● Stated goal: Search the material for the string "tool", then report how many lines hold it, with no other text.

━━━━━ Extracted records

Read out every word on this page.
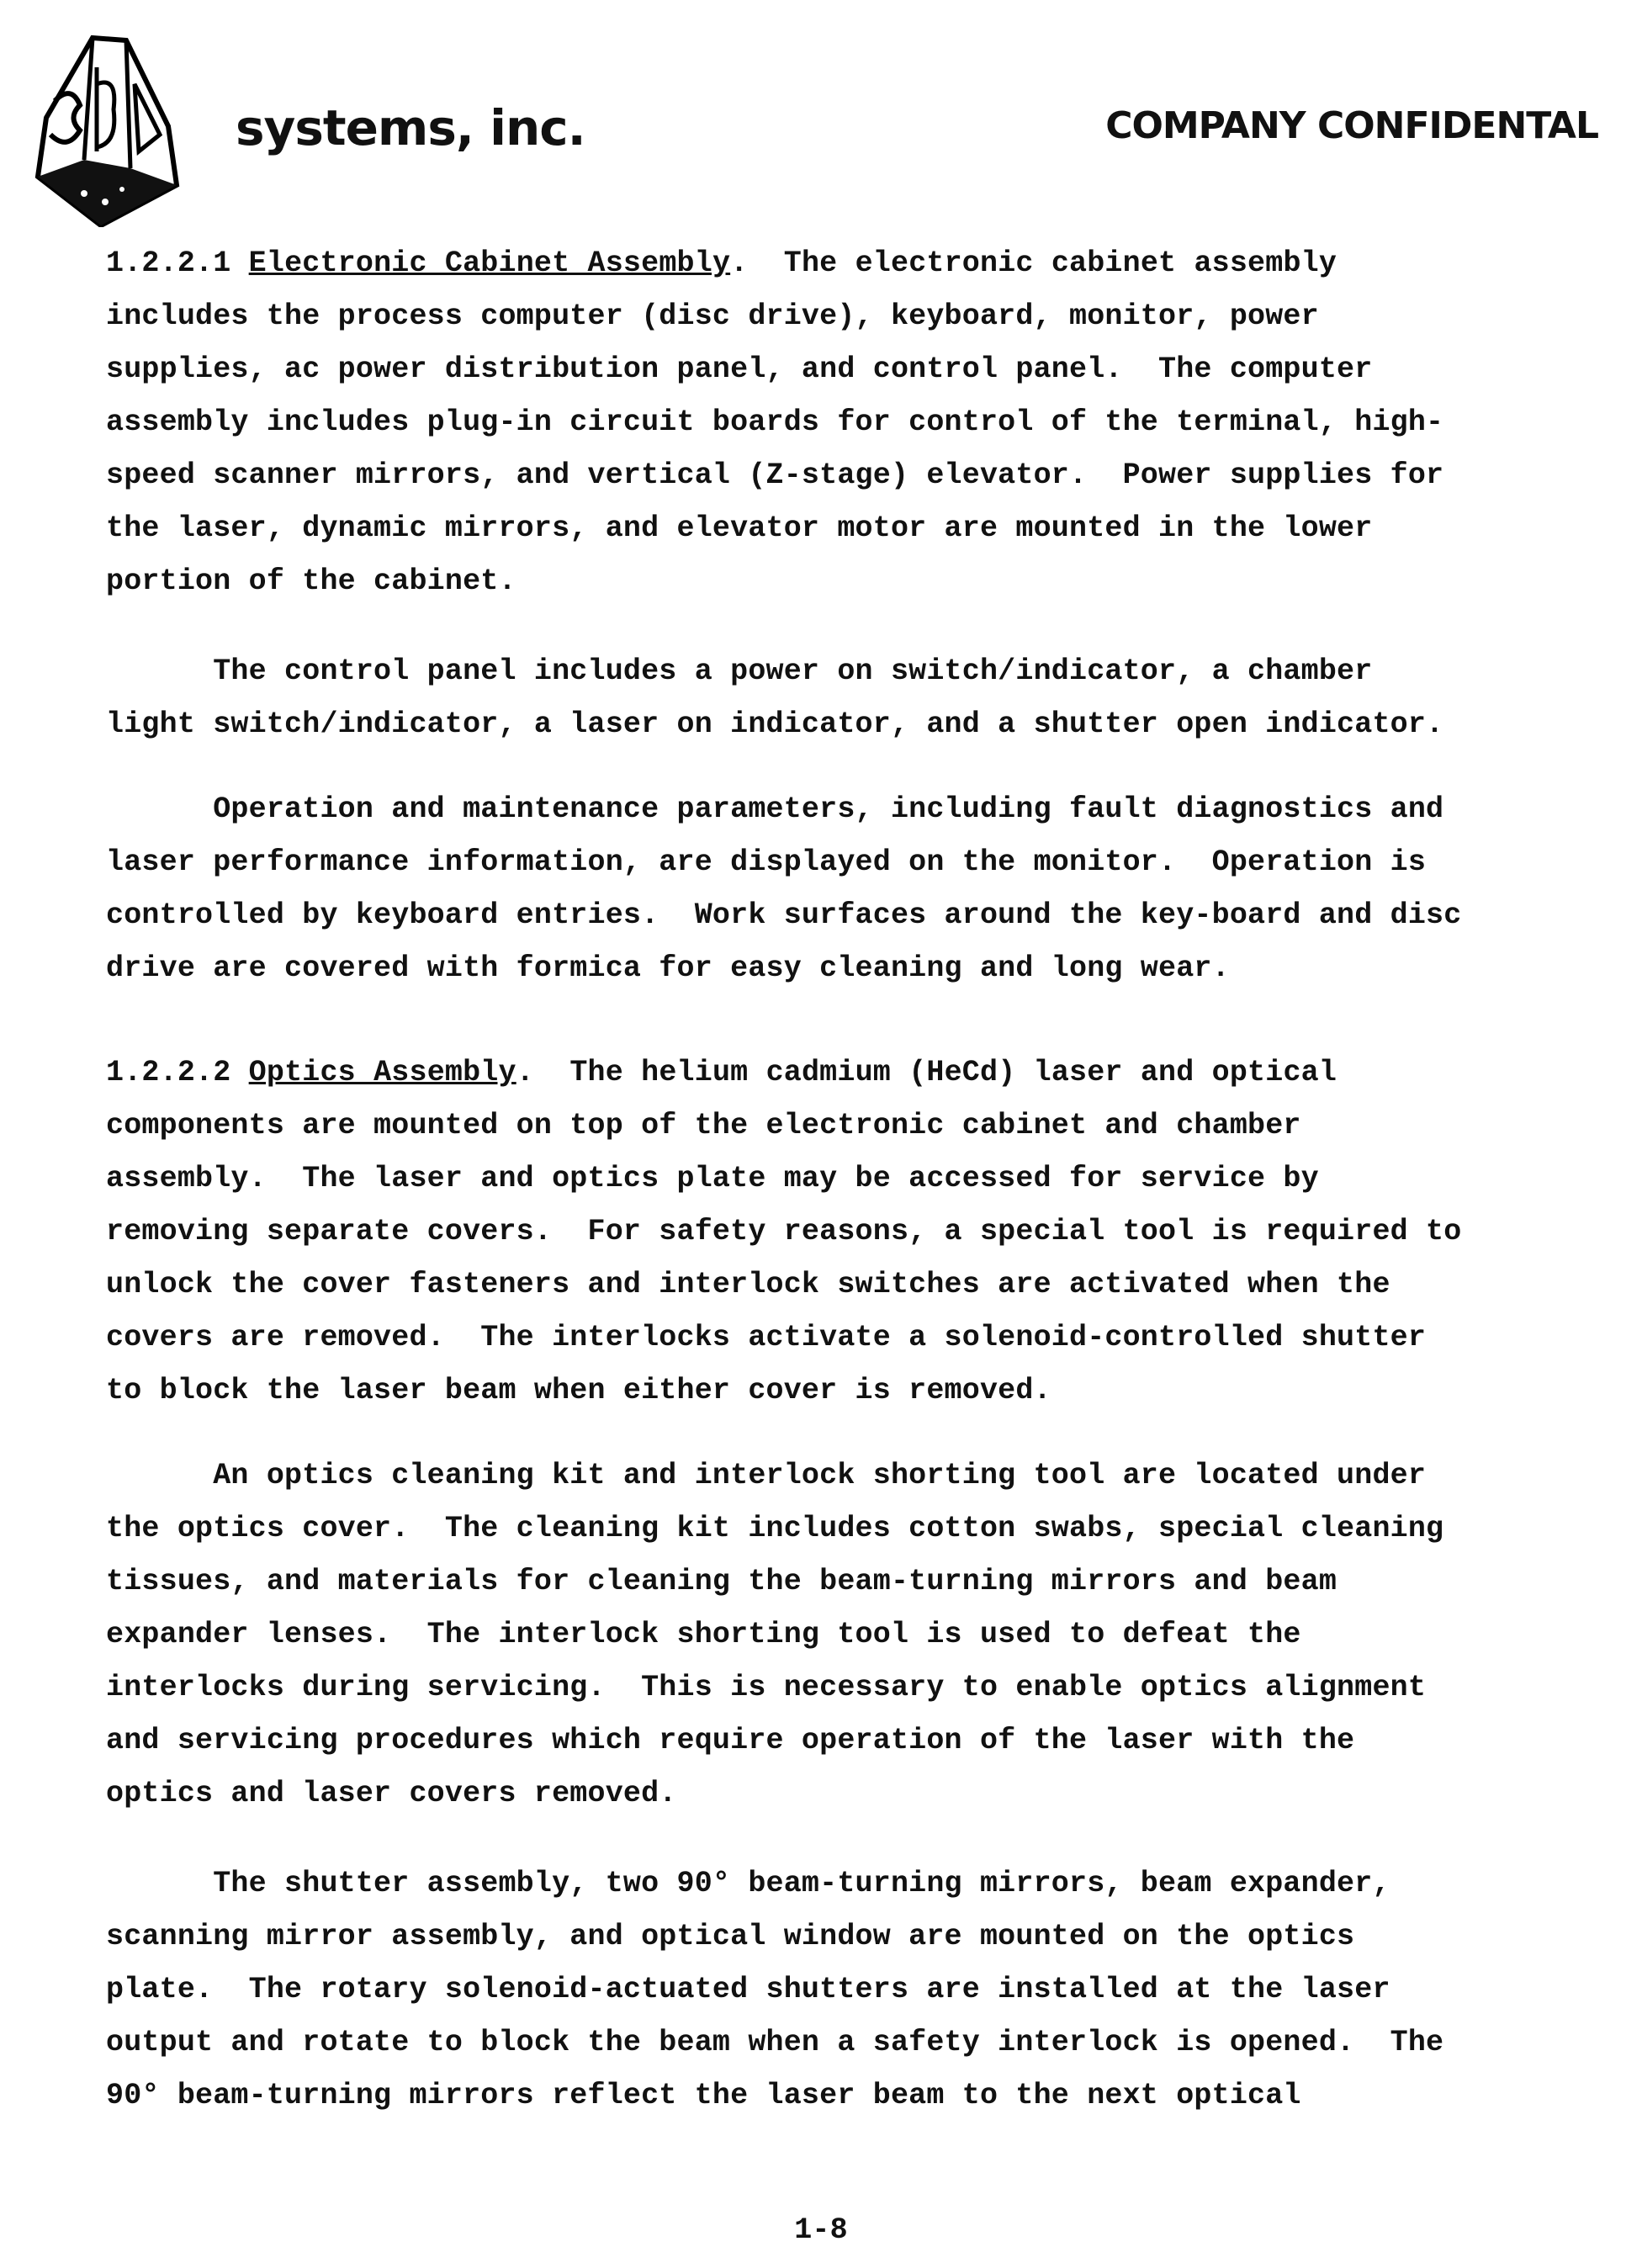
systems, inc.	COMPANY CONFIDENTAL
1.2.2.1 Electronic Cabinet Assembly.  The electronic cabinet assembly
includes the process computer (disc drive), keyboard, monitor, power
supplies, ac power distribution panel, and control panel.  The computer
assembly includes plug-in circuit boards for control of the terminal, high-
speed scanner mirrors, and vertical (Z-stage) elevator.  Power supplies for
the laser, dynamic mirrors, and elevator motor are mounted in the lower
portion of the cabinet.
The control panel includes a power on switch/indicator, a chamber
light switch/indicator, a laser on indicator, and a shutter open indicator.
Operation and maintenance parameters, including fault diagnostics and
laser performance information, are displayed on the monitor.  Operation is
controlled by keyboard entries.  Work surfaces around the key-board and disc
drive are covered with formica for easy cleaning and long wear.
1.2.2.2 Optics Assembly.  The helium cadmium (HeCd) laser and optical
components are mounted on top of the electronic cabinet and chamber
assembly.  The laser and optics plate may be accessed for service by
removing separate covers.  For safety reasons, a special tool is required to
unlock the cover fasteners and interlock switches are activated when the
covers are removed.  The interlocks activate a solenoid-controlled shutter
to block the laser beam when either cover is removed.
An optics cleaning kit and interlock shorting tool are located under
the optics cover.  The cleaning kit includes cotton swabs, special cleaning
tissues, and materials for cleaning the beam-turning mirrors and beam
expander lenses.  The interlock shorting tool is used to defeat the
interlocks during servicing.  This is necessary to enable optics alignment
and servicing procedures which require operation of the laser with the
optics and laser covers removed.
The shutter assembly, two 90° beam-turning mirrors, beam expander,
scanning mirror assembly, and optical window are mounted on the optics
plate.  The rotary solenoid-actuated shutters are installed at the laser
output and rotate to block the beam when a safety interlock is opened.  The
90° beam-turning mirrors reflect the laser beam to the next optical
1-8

━━━━━━━━━━

● Answer to the task: 3